_Data excerpts_
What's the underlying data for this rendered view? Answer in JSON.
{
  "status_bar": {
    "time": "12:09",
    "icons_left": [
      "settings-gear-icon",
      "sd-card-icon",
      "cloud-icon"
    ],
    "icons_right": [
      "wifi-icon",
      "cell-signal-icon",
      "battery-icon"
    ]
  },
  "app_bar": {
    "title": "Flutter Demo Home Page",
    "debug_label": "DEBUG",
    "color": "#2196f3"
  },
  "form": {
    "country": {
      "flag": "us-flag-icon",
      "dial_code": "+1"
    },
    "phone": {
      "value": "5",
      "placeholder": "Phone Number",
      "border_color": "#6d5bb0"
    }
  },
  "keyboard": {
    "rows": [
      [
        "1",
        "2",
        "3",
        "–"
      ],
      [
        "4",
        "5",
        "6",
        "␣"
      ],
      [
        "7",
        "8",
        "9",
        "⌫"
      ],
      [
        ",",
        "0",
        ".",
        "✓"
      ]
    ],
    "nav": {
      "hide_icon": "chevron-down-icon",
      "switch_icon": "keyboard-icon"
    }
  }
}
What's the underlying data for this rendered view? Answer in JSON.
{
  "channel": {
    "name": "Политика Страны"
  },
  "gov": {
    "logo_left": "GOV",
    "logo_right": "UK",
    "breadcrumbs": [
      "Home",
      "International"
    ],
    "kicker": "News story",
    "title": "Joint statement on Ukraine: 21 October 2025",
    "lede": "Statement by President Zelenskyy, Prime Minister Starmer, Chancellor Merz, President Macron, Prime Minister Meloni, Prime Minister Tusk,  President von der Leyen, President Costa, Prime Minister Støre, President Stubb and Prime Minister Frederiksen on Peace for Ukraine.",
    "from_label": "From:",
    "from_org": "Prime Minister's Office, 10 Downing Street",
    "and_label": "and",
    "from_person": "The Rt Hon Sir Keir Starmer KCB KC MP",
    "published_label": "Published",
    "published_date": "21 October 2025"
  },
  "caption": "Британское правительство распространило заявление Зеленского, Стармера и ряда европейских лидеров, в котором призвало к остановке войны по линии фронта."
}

_Stated task_
Word for word, write out all of the data above.

_Solution to the problem_
What's the underlying data for this rendered view? Answer in JSON.
{
  "status_bar": {
    "time": "12:09",
    "icons_left": [
      "settings-gear-icon",
      "sd-card-icon",
      "cloud-icon"
    ],
    "icons_right": [
      "wifi-icon",
      "cell-signal-icon",
      "battery-icon"
    ]
  },
  "app_bar": {
    "title": "Flutter Demo Home Page",
    "debug_label": "DEBUG",
    "color": "#2196f3"
  },
  "form": {
    "country": {
      "flag": "us-flag-icon",
      "dial_code": "+1"
    },
    "phone": {
      "value": "5",
      "placeholder": "Phone Number",
      "border_color": "#6d5bb0"
    }
  },
  "keyboard": {
    "rows": [
      [
        "1",
        "2",
        "3",
        "–"
      ],
      [
        "4",
        "5",
        "6",
        "␣"
      ],
      [
        "7",
        "8",
        "9",
        "⌫"
      ],
      [
        ",",
        "0",
        ".",
        "✓"
      ]
    ],
    "nav": {
      "hide_icon": "chevron-down-icon",
      "switch_icon": "keyboard-icon"
    }
  }
}
What's the underlying data for this rendered view? Answer in JSON.
{
  "channel": {
    "name": "Политика Страны"
  },
  "gov": {
    "logo_left": "GOV",
    "logo_right": "UK",
    "breadcrumbs": [
      "Home",
      "International"
    ],
    "kicker": "News story",
    "title": "Joint statement on Ukraine: 21 October 2025",
    "lede": "Statement by President Zelenskyy, Prime Minister Starmer, Chancellor Merz, President Macron, Prime Minister Meloni, Prime Minister Tusk,  President von der Leyen, President Costa, Prime Minister Støre, President Stubb and Prime Minister Frederiksen on Peace for Ukraine.",
    "from_label": "From:",
    "from_org": "Prime Minister's Office, 10 Downing Street",
    "and_label": "and",
    "from_person": "The Rt Hon Sir Keir Starmer KCB KC MP",
    "published_label": "Published",
    "published_date": "21 October 2025"
  },
  "caption": "Британское правительство распространило заявление Зеленского, Стармера и ряда европейских лидеров, в котором призвало к остановке войны по линии фронта."
}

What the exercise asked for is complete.